= Given problem =
Write out every record below exactly as it appears.

::::

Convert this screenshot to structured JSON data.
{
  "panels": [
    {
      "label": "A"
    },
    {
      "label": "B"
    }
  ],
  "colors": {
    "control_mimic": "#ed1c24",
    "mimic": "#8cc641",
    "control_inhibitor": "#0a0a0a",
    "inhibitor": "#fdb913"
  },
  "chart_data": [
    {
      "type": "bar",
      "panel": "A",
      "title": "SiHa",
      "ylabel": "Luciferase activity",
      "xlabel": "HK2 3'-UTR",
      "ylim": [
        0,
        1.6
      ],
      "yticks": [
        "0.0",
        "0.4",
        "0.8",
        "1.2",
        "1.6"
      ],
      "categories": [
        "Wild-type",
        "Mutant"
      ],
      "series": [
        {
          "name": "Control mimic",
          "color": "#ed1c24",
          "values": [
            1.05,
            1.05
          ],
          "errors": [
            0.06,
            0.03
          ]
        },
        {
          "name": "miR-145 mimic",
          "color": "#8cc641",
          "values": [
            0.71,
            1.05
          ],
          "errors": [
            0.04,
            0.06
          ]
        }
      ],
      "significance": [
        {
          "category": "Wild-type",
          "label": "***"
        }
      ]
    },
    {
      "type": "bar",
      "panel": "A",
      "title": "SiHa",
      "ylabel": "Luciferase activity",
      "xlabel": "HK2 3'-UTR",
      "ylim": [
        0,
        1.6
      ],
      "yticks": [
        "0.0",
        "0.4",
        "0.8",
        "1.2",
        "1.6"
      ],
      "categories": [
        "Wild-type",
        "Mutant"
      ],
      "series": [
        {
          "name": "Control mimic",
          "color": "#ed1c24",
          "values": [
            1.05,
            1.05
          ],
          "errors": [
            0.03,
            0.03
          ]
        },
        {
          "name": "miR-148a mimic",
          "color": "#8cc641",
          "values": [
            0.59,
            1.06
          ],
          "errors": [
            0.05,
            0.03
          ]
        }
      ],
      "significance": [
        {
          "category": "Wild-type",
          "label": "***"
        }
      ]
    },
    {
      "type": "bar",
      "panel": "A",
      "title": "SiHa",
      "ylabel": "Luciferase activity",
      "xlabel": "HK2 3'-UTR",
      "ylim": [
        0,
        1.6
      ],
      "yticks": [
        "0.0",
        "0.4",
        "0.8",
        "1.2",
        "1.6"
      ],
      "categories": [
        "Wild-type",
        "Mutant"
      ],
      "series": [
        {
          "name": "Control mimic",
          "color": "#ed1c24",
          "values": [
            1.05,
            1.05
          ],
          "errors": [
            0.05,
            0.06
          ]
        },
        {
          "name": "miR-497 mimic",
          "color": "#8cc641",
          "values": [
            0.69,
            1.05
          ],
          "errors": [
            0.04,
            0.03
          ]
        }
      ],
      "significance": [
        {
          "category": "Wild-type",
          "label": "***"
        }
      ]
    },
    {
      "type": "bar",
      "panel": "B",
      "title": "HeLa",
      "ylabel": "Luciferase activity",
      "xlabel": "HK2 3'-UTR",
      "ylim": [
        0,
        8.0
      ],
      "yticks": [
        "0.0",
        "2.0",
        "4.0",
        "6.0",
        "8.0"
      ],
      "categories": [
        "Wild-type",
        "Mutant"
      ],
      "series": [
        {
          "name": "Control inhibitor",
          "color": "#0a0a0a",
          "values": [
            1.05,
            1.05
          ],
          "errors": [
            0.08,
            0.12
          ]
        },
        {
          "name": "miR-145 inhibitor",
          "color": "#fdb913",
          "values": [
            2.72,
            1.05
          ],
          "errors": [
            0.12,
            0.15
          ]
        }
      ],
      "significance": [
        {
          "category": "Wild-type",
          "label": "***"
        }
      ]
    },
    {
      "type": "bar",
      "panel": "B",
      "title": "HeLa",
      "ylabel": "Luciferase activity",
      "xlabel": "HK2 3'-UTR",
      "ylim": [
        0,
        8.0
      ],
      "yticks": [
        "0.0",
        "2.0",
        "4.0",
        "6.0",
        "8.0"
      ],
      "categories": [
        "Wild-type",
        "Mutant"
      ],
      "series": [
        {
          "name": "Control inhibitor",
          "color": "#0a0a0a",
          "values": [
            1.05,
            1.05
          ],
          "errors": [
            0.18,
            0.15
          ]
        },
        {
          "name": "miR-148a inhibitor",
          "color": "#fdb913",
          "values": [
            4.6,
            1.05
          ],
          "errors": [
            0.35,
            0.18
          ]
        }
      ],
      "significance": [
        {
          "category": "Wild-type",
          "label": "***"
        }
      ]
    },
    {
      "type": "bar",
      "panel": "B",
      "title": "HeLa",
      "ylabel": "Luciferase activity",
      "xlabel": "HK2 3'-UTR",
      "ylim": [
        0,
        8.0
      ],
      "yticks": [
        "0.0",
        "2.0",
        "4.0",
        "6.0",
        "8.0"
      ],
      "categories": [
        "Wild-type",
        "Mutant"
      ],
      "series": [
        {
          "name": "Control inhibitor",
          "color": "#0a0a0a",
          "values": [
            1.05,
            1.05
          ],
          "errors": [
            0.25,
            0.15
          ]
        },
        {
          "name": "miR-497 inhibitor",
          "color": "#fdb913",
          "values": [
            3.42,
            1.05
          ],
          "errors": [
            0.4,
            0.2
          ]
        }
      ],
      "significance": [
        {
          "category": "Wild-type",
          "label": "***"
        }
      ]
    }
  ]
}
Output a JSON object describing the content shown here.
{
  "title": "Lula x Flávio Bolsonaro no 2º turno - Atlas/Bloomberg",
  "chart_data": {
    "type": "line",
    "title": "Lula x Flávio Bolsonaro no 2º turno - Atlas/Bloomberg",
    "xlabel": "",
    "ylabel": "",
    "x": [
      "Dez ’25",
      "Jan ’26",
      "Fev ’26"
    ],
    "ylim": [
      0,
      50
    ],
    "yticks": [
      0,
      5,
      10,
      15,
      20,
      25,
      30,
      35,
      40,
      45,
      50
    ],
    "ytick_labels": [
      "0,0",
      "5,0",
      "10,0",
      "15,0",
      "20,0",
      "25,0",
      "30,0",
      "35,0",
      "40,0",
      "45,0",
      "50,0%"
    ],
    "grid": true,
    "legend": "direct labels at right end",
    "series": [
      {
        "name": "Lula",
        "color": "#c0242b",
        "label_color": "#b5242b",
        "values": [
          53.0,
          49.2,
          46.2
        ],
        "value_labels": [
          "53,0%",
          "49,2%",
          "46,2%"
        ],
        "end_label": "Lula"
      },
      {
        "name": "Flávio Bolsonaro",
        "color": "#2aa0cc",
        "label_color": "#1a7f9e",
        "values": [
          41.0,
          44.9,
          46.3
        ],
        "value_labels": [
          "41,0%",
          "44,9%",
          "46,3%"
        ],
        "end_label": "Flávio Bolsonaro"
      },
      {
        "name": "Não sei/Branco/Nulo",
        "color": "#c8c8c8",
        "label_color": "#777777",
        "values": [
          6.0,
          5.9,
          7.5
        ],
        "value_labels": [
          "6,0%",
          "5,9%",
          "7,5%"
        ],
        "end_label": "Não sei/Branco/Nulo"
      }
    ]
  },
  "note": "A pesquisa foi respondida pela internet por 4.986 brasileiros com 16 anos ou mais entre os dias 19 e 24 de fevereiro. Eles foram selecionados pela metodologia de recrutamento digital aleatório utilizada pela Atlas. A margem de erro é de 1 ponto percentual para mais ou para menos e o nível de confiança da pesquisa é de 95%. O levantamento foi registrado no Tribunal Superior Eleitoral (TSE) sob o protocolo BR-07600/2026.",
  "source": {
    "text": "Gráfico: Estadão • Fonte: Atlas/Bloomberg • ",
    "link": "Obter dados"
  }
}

::::

= Response =
Convert this screenshot to structured JSON data.
{
  "panels": [
    {
      "label": "A"
    },
    {
      "label": "B"
    }
  ],
  "colors": {
    "control_mimic": "#ed1c24",
    "mimic": "#8cc641",
    "control_inhibitor": "#0a0a0a",
    "inhibitor": "#fdb913"
  },
  "chart_data": [
    {
      "type": "bar",
      "panel": "A",
      "title": "SiHa",
      "ylabel": "Luciferase activity",
      "xlabel": "HK2 3'-UTR",
      "ylim": [
        0,
        1.6
      ],
      "yticks": [
        "0.0",
        "0.4",
        "0.8",
        "1.2",
        "1.6"
      ],
      "categories": [
        "Wild-type",
        "Mutant"
      ],
      "series": [
        {
          "name": "Control mimic",
          "color": "#ed1c24",
          "values": [
            1.05,
            1.05
          ],
          "errors": [
            0.06,
            0.03
          ]
        },
        {
          "name": "miR-145 mimic",
          "color": "#8cc641",
          "values": [
            0.71,
            1.05
          ],
          "errors": [
            0.04,
            0.06
          ]
        }
      ],
      "significance": [
        {
          "category": "Wild-type",
          "label": "***"
        }
      ]
    },
    {
      "type": "bar",
      "panel": "A",
      "title": "SiHa",
      "ylabel": "Luciferase activity",
      "xlabel": "HK2 3'-UTR",
      "ylim": [
        0,
        1.6
      ],
      "yticks": [
        "0.0",
        "0.4",
        "0.8",
        "1.2",
        "1.6"
      ],
      "categories": [
        "Wild-type",
        "Mutant"
      ],
      "series": [
        {
          "name": "Control mimic",
          "color": "#ed1c24",
          "values": [
            1.05,
            1.05
          ],
          "errors": [
            0.03,
            0.03
          ]
        },
        {
          "name": "miR-148a mimic",
          "color": "#8cc641",
          "values": [
            0.59,
            1.06
          ],
          "errors": [
            0.05,
            0.03
          ]
        }
      ],
      "significance": [
        {
          "category": "Wild-type",
          "label": "***"
        }
      ]
    },
    {
      "type": "bar",
      "panel": "A",
      "title": "SiHa",
      "ylabel": "Luciferase activity",
      "xlabel": "HK2 3'-UTR",
      "ylim": [
        0,
        1.6
      ],
      "yticks": [
        "0.0",
        "0.4",
        "0.8",
        "1.2",
        "1.6"
      ],
      "categories": [
        "Wild-type",
        "Mutant"
      ],
      "series": [
        {
          "name": "Control mimic",
          "color": "#ed1c24",
          "values": [
            1.05,
            1.05
          ],
          "errors": [
            0.05,
            0.06
          ]
        },
        {
          "name": "miR-497 mimic",
          "color": "#8cc641",
          "values": [
            0.69,
            1.05
          ],
          "errors": [
            0.04,
            0.03
          ]
        }
      ],
      "significance": [
        {
          "category": "Wild-type",
          "label": "***"
        }
      ]
    },
    {
      "type": "bar",
      "panel": "B",
      "title": "HeLa",
      "ylabel": "Luciferase activity",
      "xlabel": "HK2 3'-UTR",
      "ylim": [
        0,
        8.0
      ],
      "yticks": [
        "0.0",
        "2.0",
        "4.0",
        "6.0",
        "8.0"
      ],
      "categories": [
        "Wild-type",
        "Mutant"
      ],
      "series": [
        {
          "name": "Control inhibitor",
          "color": "#0a0a0a",
          "values": [
            1.05,
            1.05
          ],
          "errors": [
            0.08,
            0.12
          ]
        },
        {
          "name": "miR-145 inhibitor",
          "color": "#fdb913",
          "values": [
            2.72,
            1.05
          ],
          "errors": [
            0.12,
            0.15
          ]
        }
      ],
      "significance": [
        {
          "category": "Wild-type",
          "label": "***"
        }
      ]
    },
    {
      "type": "bar",
      "panel": "B",
      "title": "HeLa",
      "ylabel": "Luciferase activity",
      "xlabel": "HK2 3'-UTR",
      "ylim": [
        0,
        8.0
      ],
      "yticks": [
        "0.0",
        "2.0",
        "4.0",
        "6.0",
        "8.0"
      ],
      "categories": [
        "Wild-type",
        "Mutant"
      ],
      "series": [
        {
          "name": "Control inhibitor",
          "color": "#0a0a0a",
          "values": [
            1.05,
            1.05
          ],
          "errors": [
            0.18,
            0.15
          ]
        },
        {
          "name": "miR-148a inhibitor",
          "color": "#fdb913",
          "values": [
            4.6,
            1.05
          ],
          "errors": [
            0.35,
            0.18
          ]
        }
      ],
      "significance": [
        {
          "category": "Wild-type",
          "label": "***"
        }
      ]
    },
    {
      "type": "bar",
      "panel": "B",
      "title": "HeLa",
      "ylabel": "Luciferase activity",
      "xlabel": "HK2 3'-UTR",
      "ylim": [
        0,
        8.0
      ],
      "yticks": [
        "0.0",
        "2.0",
        "4.0",
        "6.0",
        "8.0"
      ],
      "categories": [
        "Wild-type",
        "Mutant"
      ],
      "series": [
        {
          "name": "Control inhibitor",
          "color": "#0a0a0a",
          "values": [
            1.05,
            1.05
          ],
          "errors": [
            0.25,
            0.15
          ]
        },
        {
          "name": "miR-497 inhibitor",
          "color": "#fdb913",
          "values": [
            3.42,
            1.05
          ],
          "errors": [
            0.4,
            0.2
          ]
        }
      ],
      "significance": [
        {
          "category": "Wild-type",
          "label": "***"
        }
      ]
    }
  ]
}
Output a JSON object describing the content shown here.
{
  "title": "Lula x Flávio Bolsonaro no 2º turno - Atlas/Bloomberg",
  "chart_data": {
    "type": "line",
    "title": "Lula x Flávio Bolsonaro no 2º turno - Atlas/Bloomberg",
    "xlabel": "",
    "ylabel": "",
    "x": [
      "Dez ’25",
      "Jan ’26",
      "Fev ’26"
    ],
    "ylim": [
      0,
      50
    ],
    "yticks": [
      0,
      5,
      10,
      15,
      20,
      25,
      30,
      35,
      40,
      45,
      50
    ],
    "ytick_labels": [
      "0,0",
      "5,0",
      "10,0",
      "15,0",
      "20,0",
      "25,0",
      "30,0",
      "35,0",
      "40,0",
      "45,0",
      "50,0%"
    ],
    "grid": true,
    "legend": "direct labels at right end",
    "series": [
      {
        "name": "Lula",
        "color": "#c0242b",
        "label_color": "#b5242b",
        "values": [
          53.0,
          49.2,
          46.2
        ],
        "value_labels": [
          "53,0%",
          "49,2%",
          "46,2%"
        ],
        "end_label": "Lula"
      },
      {
        "name": "Flávio Bolsonaro",
        "color": "#2aa0cc",
        "label_color": "#1a7f9e",
        "values": [
          41.0,
          44.9,
          46.3
        ],
        "value_labels": [
          "41,0%",
          "44,9%",
          "46,3%"
        ],
        "end_label": "Flávio Bolsonaro"
      },
      {
        "name": "Não sei/Branco/Nulo",
        "color": "#c8c8c8",
        "label_color": "#777777",
        "values": [
          6.0,
          5.9,
          7.5
        ],
        "value_labels": [
          "6,0%",
          "5,9%",
          "7,5%"
        ],
        "end_label": "Não sei/Branco/Nulo"
      }
    ]
  },
  "note": "A pesquisa foi respondida pela internet por 4.986 brasileiros com 16 anos ou mais entre os dias 19 e 24 de fevereiro. Eles foram selecionados pela metodologia de recrutamento digital aleatório utilizada pela Atlas. A margem de erro é de 1 ponto percentual para mais ou para menos e o nível de confiança da pesquisa é de 95%. O levantamento foi registrado no Tribunal Superior Eleitoral (TSE) sob o protocolo BR-07600/2026.",
  "source": {
    "text": "Gráfico: Estadão • Fonte: Atlas/Bloomberg • ",
    "link": "Obter dados"
  }
}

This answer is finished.